* Source excerpt:
The cutter as described in WO2017/094041 then needs to form a plurality of circular arc grooves on the fitting surfaces of the rotary holder, which causes issues of complicated machining and higher production cost. The cutter as described in WO2017/094041 also has the cutter plate that is periodically exchanged for the purpose of maintenance of the cutting blade portions. When the shapes of the grooves formed on the rotary holder are changed following repeated cutting operations, the rotary holder also may need an exchange for maintenance and this may affect line take time.
The present disclosure is made in view of the foregoing and an object of the present disclosure is to provide a less costly tip dressing cutter that enables stabilization of cutting movement and reduction of maintenance frequencies.
The present disclosure is characterized by forming a plurality of grooves on a cutter plate rather than on a rotary holder to achieve the object.
Specifically, the present disclosure is directed to a tip dressing cutter including a rotary holder configured to be rotatable about its rotation axis and a cutter plate attached to the rotary holder, the cutter plate configured to contact a distal end of a spot welding electrode tip brought into proximity to the rotating rotary holder with a central axis of the electrode tip being aligned with the rotation axis, and to cut the distal end. The following solutions are then applied.

* Data section:
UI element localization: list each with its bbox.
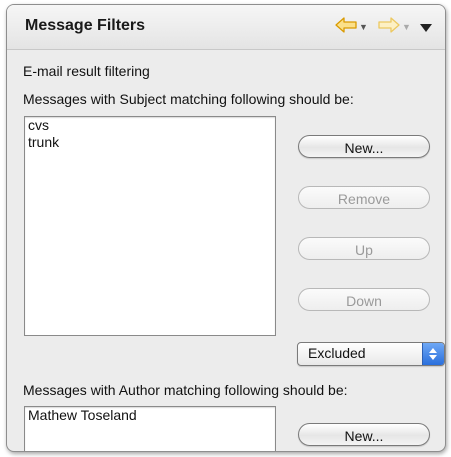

* What you should do: Pick up the passage on the tip dressing cutter, found above the material, directly after its final sentence and continue it.

* Result of the exercise:
According to a first aspect of the present disclosure, the cutter plate includes a rake face extending to intersect with a circumferential extent around the rotation axis; a flank face configured to face the distal end of the electrode tip when the electrode tip is brought into proximity to the rotary holder; and a cutting blade portion formed on a continuous portion of the rake face and the flank face and extending along a direction intersecting with the rotation axis, the cutting blade portion configured to cut the distal end of the electrode tip brought into proximity to the rotary holder, wherein a plurality of recessed grooves are formed on the flank face, the plurality of recessed grooves extending from a location proximate to the cutting blade portion in a circumferential direction around the rotation axis away from the cutting blade portion and being spaced at predetermined intervals along a direction intersecting with the rotation axis.
According to a second aspect of the present disclosure which is an embodiment of the first aspect, the recessed grooves are each sloped to have a depth presenting a gentle increase as the recessed grooves extend away from the cutting blade portion.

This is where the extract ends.